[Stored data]
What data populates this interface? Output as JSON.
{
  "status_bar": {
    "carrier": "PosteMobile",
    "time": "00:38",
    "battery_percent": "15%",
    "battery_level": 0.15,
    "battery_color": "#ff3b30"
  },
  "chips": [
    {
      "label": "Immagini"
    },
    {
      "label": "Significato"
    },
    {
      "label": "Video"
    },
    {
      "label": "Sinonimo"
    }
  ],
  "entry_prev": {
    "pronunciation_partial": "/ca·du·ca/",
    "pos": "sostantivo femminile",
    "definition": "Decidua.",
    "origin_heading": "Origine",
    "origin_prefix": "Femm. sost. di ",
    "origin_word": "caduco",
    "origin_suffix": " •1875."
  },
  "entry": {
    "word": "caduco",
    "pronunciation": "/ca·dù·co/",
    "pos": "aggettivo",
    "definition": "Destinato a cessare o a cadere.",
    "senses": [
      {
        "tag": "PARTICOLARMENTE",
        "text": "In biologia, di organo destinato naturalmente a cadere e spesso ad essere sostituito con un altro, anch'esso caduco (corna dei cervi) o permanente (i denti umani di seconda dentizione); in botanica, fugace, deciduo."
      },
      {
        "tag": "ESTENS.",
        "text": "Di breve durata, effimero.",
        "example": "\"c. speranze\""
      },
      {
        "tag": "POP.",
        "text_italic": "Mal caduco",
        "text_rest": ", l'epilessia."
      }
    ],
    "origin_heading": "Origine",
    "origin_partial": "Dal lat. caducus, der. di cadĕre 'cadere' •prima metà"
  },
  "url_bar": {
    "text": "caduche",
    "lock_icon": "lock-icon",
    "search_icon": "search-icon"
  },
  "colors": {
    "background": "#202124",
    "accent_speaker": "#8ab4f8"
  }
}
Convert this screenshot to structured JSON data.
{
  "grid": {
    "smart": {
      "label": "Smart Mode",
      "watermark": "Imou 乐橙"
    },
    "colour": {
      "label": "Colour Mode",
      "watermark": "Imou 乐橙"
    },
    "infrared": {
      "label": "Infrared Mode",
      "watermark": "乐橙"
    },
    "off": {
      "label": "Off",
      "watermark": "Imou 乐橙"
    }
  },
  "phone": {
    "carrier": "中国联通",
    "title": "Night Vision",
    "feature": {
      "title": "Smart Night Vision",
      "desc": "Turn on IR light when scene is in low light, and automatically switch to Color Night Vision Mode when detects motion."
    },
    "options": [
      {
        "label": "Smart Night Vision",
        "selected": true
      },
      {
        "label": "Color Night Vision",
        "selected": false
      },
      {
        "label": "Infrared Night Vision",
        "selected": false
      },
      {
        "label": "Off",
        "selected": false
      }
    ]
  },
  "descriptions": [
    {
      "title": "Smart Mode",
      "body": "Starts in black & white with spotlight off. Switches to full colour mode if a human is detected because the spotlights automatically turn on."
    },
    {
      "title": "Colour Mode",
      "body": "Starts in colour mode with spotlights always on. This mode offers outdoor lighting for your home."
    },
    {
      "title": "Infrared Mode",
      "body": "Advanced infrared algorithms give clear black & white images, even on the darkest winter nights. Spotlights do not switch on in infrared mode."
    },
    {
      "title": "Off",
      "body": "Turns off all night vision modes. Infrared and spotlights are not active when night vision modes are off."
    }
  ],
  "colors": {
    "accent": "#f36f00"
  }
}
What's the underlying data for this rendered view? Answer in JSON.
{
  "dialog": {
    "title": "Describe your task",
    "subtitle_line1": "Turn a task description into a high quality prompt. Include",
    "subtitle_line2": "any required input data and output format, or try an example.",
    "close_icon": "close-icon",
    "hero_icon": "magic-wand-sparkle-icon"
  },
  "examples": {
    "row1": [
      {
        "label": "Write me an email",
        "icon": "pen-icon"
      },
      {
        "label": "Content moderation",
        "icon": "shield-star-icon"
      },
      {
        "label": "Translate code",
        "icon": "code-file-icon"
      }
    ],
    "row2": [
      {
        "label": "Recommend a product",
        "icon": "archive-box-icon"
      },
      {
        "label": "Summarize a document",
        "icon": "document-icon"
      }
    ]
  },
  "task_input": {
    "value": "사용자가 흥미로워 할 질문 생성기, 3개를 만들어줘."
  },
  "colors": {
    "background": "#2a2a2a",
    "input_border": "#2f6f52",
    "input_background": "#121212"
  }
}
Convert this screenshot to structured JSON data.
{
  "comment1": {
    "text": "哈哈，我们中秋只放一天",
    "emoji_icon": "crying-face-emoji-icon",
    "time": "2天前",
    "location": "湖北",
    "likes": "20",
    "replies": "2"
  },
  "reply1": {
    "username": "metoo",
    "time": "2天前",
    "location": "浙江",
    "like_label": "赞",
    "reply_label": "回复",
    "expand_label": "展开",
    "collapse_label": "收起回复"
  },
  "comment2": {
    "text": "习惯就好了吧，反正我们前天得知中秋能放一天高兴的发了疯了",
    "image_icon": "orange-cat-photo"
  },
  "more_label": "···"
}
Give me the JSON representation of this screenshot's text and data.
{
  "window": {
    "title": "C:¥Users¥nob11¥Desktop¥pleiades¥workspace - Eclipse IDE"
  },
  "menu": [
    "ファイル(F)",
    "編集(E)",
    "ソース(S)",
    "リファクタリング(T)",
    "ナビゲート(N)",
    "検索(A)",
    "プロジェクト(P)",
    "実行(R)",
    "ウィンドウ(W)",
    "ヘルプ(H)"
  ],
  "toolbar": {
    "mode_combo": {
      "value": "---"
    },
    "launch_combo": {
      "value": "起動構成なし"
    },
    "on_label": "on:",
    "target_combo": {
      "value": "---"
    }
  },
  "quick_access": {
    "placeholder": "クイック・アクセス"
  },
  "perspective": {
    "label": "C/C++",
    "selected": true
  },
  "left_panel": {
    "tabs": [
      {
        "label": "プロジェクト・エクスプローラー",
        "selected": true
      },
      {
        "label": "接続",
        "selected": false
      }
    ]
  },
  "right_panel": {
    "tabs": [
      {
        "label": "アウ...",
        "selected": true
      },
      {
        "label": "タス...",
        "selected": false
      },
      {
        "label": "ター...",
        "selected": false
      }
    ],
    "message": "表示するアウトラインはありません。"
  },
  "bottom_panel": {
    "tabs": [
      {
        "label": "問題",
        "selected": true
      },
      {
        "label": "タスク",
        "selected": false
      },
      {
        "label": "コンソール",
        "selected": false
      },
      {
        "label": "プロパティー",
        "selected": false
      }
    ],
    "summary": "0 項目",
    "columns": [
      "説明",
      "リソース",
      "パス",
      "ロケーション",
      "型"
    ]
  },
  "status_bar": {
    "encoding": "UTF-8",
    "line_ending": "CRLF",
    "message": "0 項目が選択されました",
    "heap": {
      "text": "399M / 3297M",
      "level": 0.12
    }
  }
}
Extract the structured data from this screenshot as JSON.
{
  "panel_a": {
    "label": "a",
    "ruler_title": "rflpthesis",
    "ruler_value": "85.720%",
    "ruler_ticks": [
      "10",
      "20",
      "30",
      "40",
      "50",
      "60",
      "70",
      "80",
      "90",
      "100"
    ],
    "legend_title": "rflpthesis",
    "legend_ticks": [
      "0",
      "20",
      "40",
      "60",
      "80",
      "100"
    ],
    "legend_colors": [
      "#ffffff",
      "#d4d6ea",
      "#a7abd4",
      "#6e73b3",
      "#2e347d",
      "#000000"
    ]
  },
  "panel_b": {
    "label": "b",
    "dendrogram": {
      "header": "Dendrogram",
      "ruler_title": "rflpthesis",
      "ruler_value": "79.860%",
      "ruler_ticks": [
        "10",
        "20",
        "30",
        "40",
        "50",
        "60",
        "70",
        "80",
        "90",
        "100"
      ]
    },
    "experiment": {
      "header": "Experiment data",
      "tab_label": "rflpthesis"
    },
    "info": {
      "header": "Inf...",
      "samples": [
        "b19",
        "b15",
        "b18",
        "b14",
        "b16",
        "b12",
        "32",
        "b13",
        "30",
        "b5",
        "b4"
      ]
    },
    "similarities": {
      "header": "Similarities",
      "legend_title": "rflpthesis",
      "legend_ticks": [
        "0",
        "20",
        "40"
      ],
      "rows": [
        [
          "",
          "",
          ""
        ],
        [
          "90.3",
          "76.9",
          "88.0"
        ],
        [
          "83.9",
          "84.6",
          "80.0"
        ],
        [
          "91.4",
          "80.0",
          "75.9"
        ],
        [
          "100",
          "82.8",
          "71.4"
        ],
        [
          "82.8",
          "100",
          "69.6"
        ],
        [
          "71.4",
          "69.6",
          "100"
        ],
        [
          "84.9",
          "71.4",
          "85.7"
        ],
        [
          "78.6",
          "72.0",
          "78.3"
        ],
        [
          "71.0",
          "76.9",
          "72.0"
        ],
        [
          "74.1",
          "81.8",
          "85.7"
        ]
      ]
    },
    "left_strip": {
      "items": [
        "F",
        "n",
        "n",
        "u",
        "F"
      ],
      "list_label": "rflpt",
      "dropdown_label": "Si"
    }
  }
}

Directions for this task —
From the entries above, list each line with "automatically" in it.

Written reply —
      "desc": "Turn on IR light when scene is in low light, and automatically switch to Color Night Vision Mode when detects motion."
      "body": "Starts in black & white with spotlight off. Switches to full colour mode if a human is detected because the spotlights automatically turn on."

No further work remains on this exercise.